Entries with figure data:
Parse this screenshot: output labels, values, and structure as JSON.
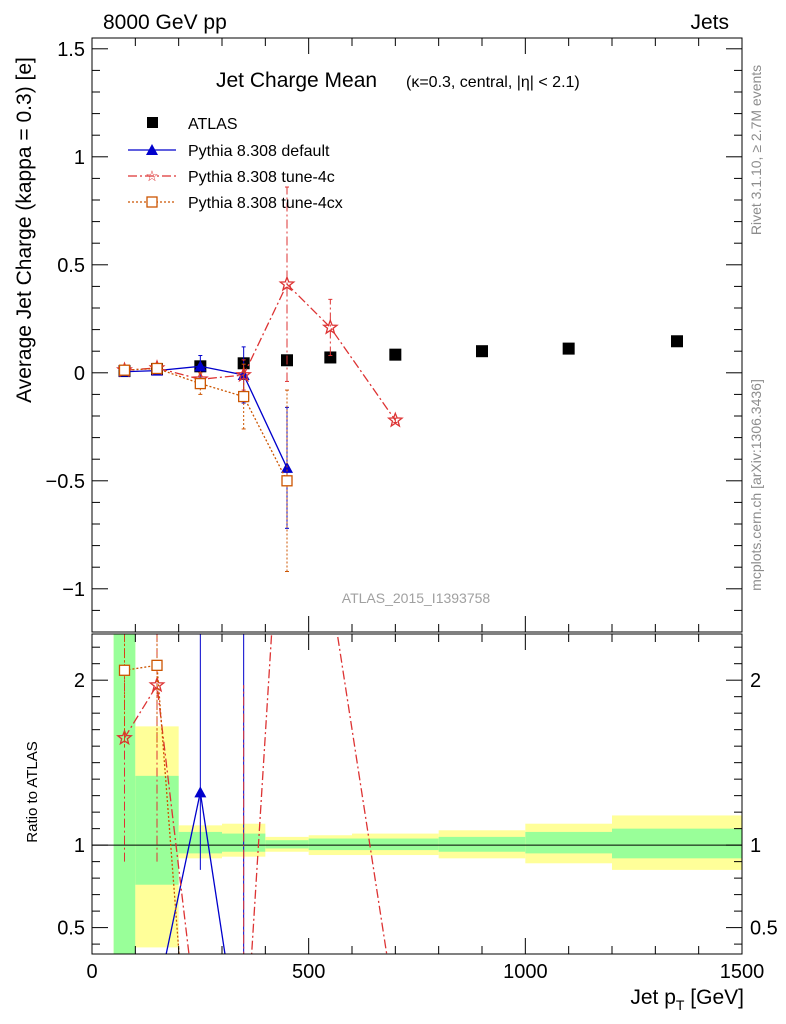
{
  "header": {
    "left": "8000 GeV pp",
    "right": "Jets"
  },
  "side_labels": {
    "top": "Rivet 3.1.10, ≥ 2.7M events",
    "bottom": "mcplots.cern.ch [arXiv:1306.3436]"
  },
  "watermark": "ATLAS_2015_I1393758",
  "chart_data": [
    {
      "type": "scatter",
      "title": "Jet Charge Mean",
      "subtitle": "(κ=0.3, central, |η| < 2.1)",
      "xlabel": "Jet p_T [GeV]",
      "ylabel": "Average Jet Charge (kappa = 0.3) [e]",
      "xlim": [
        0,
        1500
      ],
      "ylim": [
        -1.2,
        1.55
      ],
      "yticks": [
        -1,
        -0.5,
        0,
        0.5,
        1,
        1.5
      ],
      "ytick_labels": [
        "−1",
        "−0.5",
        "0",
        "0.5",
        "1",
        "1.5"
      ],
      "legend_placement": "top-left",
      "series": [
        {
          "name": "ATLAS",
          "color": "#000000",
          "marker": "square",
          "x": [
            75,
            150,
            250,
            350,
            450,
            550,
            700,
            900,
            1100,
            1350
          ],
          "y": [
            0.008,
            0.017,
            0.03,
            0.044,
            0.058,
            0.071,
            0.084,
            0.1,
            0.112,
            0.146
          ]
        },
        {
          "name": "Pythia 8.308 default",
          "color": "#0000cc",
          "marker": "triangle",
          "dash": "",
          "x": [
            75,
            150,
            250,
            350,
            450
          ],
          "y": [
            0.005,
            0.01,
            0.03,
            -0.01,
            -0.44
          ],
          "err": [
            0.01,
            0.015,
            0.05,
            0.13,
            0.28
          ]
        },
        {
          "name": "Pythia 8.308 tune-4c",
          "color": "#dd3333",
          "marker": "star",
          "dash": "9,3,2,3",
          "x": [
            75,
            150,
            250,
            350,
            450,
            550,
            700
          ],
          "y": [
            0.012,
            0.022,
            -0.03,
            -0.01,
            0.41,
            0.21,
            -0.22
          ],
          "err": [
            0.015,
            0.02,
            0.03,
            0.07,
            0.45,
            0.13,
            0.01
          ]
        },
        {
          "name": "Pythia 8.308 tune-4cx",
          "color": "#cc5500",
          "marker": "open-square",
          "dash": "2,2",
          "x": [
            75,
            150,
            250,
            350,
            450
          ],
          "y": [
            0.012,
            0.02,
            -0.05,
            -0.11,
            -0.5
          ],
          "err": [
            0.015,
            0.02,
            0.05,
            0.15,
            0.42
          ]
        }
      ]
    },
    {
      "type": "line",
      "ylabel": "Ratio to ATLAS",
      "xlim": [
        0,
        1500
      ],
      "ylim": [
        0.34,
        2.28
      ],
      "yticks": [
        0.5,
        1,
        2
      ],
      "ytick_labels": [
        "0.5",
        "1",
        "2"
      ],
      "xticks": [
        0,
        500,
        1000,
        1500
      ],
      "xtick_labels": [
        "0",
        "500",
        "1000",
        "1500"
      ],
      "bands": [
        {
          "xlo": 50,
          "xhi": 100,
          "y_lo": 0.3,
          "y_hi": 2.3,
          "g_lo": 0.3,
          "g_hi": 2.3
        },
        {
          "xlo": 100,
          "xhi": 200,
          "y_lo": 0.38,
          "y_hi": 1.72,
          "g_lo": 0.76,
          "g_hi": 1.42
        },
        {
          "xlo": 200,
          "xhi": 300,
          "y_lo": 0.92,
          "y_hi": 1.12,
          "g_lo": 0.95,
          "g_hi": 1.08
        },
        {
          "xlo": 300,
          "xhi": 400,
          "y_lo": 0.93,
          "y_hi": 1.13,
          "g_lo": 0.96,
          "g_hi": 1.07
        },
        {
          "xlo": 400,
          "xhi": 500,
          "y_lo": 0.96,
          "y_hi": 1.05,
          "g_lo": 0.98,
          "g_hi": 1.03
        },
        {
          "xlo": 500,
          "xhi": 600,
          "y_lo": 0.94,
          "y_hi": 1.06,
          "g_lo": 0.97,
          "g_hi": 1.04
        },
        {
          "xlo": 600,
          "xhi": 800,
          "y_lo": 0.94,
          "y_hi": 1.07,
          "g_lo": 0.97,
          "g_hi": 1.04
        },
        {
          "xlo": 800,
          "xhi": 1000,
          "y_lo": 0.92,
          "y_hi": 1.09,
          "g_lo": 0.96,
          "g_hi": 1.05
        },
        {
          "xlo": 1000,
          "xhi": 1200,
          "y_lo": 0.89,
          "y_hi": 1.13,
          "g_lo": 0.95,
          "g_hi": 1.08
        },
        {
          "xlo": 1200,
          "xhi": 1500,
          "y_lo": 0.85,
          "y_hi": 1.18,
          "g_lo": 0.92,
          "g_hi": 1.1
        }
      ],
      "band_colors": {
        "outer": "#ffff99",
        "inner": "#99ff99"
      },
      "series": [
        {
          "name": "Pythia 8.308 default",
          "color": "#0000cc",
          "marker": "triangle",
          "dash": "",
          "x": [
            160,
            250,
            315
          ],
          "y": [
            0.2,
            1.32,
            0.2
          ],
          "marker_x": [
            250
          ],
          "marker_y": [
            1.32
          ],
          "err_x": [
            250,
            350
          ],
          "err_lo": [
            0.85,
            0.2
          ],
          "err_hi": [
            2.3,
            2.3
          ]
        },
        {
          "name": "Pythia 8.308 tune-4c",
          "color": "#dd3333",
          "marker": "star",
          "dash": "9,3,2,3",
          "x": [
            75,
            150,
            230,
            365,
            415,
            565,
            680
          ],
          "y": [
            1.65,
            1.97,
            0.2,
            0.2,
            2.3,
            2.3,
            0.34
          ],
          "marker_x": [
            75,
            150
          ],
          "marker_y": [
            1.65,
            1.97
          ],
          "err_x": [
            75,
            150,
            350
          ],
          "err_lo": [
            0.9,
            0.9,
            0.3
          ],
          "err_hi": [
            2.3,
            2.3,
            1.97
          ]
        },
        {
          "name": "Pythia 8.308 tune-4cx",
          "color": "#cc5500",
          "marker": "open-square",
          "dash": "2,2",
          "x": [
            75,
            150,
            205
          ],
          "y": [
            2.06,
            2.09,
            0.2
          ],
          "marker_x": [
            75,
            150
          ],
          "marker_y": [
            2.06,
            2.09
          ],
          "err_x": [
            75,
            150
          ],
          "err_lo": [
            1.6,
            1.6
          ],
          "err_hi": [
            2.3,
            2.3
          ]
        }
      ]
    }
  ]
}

§ Challenge
Repeat each entry exactly as given; no pictures belong in the copy.

§ Solution to the problem
Parse this screenshot: output labels, values, and structure as JSON.
{
  "header": {
    "left": "8000 GeV pp",
    "right": "Jets"
  },
  "side_labels": {
    "top": "Rivet 3.1.10, ≥ 2.7M events",
    "bottom": "mcplots.cern.ch [arXiv:1306.3436]"
  },
  "watermark": "ATLAS_2015_I1393758",
  "chart_data": [
    {
      "type": "scatter",
      "title": "Jet Charge Mean",
      "subtitle": "(κ=0.3, central, |η| < 2.1)",
      "xlabel": "Jet p_T [GeV]",
      "ylabel": "Average Jet Charge (kappa = 0.3) [e]",
      "xlim": [
        0,
        1500
      ],
      "ylim": [
        -1.2,
        1.55
      ],
      "yticks": [
        -1,
        -0.5,
        0,
        0.5,
        1,
        1.5
      ],
      "ytick_labels": [
        "−1",
        "−0.5",
        "0",
        "0.5",
        "1",
        "1.5"
      ],
      "legend_placement": "top-left",
      "series": [
        {
          "name": "ATLAS",
          "color": "#000000",
          "marker": "square",
          "x": [
            75,
            150,
            250,
            350,
            450,
            550,
            700,
            900,
            1100,
            1350
          ],
          "y": [
            0.008,
            0.017,
            0.03,
            0.044,
            0.058,
            0.071,
            0.084,
            0.1,
            0.112,
            0.146
          ]
        },
        {
          "name": "Pythia 8.308 default",
          "color": "#0000cc",
          "marker": "triangle",
          "dash": "",
          "x": [
            75,
            150,
            250,
            350,
            450
          ],
          "y": [
            0.005,
            0.01,
            0.03,
            -0.01,
            -0.44
          ],
          "err": [
            0.01,
            0.015,
            0.05,
            0.13,
            0.28
          ]
        },
        {
          "name": "Pythia 8.308 tune-4c",
          "color": "#dd3333",
          "marker": "star",
          "dash": "9,3,2,3",
          "x": [
            75,
            150,
            250,
            350,
            450,
            550,
            700
          ],
          "y": [
            0.012,
            0.022,
            -0.03,
            -0.01,
            0.41,
            0.21,
            -0.22
          ],
          "err": [
            0.015,
            0.02,
            0.03,
            0.07,
            0.45,
            0.13,
            0.01
          ]
        },
        {
          "name": "Pythia 8.308 tune-4cx",
          "color": "#cc5500",
          "marker": "open-square",
          "dash": "2,2",
          "x": [
            75,
            150,
            250,
            350,
            450
          ],
          "y": [
            0.012,
            0.02,
            -0.05,
            -0.11,
            -0.5
          ],
          "err": [
            0.015,
            0.02,
            0.05,
            0.15,
            0.42
          ]
        }
      ]
    },
    {
      "type": "line",
      "ylabel": "Ratio to ATLAS",
      "xlim": [
        0,
        1500
      ],
      "ylim": [
        0.34,
        2.28
      ],
      "yticks": [
        0.5,
        1,
        2
      ],
      "ytick_labels": [
        "0.5",
        "1",
        "2"
      ],
      "xticks": [
        0,
        500,
        1000,
        1500
      ],
      "xtick_labels": [
        "0",
        "500",
        "1000",
        "1500"
      ],
      "bands": [
        {
          "xlo": 50,
          "xhi": 100,
          "y_lo": 0.3,
          "y_hi": 2.3,
          "g_lo": 0.3,
          "g_hi": 2.3
        },
        {
          "xlo": 100,
          "xhi": 200,
          "y_lo": 0.38,
          "y_hi": 1.72,
          "g_lo": 0.76,
          "g_hi": 1.42
        },
        {
          "xlo": 200,
          "xhi": 300,
          "y_lo": 0.92,
          "y_hi": 1.12,
          "g_lo": 0.95,
          "g_hi": 1.08
        },
        {
          "xlo": 300,
          "xhi": 400,
          "y_lo": 0.93,
          "y_hi": 1.13,
          "g_lo": 0.96,
          "g_hi": 1.07
        },
        {
          "xlo": 400,
          "xhi": 500,
          "y_lo": 0.96,
          "y_hi": 1.05,
          "g_lo": 0.98,
          "g_hi": 1.03
        },
        {
          "xlo": 500,
          "xhi": 600,
          "y_lo": 0.94,
          "y_hi": 1.06,
          "g_lo": 0.97,
          "g_hi": 1.04
        },
        {
          "xlo": 600,
          "xhi": 800,
          "y_lo": 0.94,
          "y_hi": 1.07,
          "g_lo": 0.97,
          "g_hi": 1.04
        },
        {
          "xlo": 800,
          "xhi": 1000,
          "y_lo": 0.92,
          "y_hi": 1.09,
          "g_lo": 0.96,
          "g_hi": 1.05
        },
        {
          "xlo": 1000,
          "xhi": 1200,
          "y_lo": 0.89,
          "y_hi": 1.13,
          "g_lo": 0.95,
          "g_hi": 1.08
        },
        {
          "xlo": 1200,
          "xhi": 1500,
          "y_lo": 0.85,
          "y_hi": 1.18,
          "g_lo": 0.92,
          "g_hi": 1.1
        }
      ],
      "band_colors": {
        "outer": "#ffff99",
        "inner": "#99ff99"
      },
      "series": [
        {
          "name": "Pythia 8.308 default",
          "color": "#0000cc",
          "marker": "triangle",
          "dash": "",
          "x": [
            160,
            250,
            315
          ],
          "y": [
            0.2,
            1.32,
            0.2
          ],
          "marker_x": [
            250
          ],
          "marker_y": [
            1.32
          ],
          "err_x": [
            250,
            350
          ],
          "err_lo": [
            0.85,
            0.2
          ],
          "err_hi": [
            2.3,
            2.3
          ]
        },
        {
          "name": "Pythia 8.308 tune-4c",
          "color": "#dd3333",
          "marker": "star",
          "dash": "9,3,2,3",
          "x": [
            75,
            150,
            230,
            365,
            415,
            565,
            680
          ],
          "y": [
            1.65,
            1.97,
            0.2,
            0.2,
            2.3,
            2.3,
            0.34
          ],
          "marker_x": [
            75,
            150
          ],
          "marker_y": [
            1.65,
            1.97
          ],
          "err_x": [
            75,
            150,
            350
          ],
          "err_lo": [
            0.9,
            0.9,
            0.3
          ],
          "err_hi": [
            2.3,
            2.3,
            1.97
          ]
        },
        {
          "name": "Pythia 8.308 tune-4cx",
          "color": "#cc5500",
          "marker": "open-square",
          "dash": "2,2",
          "x": [
            75,
            150,
            205
          ],
          "y": [
            2.06,
            2.09,
            0.2
          ],
          "marker_x": [
            75,
            150
          ],
          "marker_y": [
            2.06,
            2.09
          ],
          "err_x": [
            75,
            150
          ],
          "err_lo": [
            1.6,
            1.6
          ],
          "err_hi": [
            2.3,
            2.3
          ]
        }
      ]
    }
  ]
}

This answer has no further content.